*What is needed:*
Locate each line containing the string "seiner" and copy it out.

*Data in this exercise:*
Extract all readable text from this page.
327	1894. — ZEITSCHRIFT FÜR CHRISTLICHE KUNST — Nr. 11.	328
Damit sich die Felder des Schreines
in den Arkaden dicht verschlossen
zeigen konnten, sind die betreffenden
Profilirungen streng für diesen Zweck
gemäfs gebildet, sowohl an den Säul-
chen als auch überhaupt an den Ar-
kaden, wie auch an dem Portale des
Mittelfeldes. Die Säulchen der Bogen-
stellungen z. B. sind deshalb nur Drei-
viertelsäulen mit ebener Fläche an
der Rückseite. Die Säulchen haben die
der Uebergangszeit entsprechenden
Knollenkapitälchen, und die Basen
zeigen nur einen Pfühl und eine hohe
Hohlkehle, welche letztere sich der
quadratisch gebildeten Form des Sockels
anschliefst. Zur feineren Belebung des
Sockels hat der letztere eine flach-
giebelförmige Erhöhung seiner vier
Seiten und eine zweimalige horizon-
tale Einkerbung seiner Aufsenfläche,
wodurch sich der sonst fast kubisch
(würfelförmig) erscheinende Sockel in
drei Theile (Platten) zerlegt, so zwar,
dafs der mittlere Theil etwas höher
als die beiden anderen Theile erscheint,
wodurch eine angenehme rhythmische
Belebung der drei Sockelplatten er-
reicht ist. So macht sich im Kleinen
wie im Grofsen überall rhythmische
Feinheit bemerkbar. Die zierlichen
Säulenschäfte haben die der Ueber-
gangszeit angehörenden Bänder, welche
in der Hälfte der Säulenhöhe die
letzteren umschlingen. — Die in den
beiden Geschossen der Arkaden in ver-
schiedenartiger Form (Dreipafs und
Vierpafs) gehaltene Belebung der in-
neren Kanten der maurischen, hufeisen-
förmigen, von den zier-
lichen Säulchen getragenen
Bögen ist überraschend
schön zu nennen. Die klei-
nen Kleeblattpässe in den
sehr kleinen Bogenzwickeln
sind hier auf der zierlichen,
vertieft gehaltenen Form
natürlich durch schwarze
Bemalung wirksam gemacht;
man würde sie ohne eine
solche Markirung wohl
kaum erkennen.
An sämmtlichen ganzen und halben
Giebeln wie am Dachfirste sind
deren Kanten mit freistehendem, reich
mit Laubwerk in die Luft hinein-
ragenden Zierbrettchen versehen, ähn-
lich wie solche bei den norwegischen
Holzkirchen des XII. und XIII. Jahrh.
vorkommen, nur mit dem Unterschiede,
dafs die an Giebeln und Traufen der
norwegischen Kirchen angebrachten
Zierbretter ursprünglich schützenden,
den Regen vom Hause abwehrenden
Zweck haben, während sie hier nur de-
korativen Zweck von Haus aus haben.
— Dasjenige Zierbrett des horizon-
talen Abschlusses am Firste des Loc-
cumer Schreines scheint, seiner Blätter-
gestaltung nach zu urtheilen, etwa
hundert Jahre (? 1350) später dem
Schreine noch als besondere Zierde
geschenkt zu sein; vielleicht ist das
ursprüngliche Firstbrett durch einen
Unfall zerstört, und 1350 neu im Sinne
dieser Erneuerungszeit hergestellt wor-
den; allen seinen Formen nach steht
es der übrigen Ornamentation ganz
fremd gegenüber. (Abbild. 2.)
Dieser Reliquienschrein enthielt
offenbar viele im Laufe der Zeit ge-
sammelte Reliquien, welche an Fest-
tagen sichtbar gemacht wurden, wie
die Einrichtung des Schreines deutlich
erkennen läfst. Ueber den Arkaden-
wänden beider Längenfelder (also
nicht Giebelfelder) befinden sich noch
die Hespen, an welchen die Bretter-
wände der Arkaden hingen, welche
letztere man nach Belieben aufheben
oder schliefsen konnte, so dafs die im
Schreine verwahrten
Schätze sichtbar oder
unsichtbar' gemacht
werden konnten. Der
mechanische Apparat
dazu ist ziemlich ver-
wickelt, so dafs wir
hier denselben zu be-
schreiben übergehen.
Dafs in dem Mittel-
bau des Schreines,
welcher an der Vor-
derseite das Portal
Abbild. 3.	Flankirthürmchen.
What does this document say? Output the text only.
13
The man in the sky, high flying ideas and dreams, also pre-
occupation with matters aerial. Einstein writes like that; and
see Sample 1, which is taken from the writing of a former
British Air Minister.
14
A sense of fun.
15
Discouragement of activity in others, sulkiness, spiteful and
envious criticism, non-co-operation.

*Exercise output:*
giebelförmige Erhöhung seiner vier
tale Einkerbung seiner Aufsenfläche,
cumer Schreines scheint, seiner Blätter-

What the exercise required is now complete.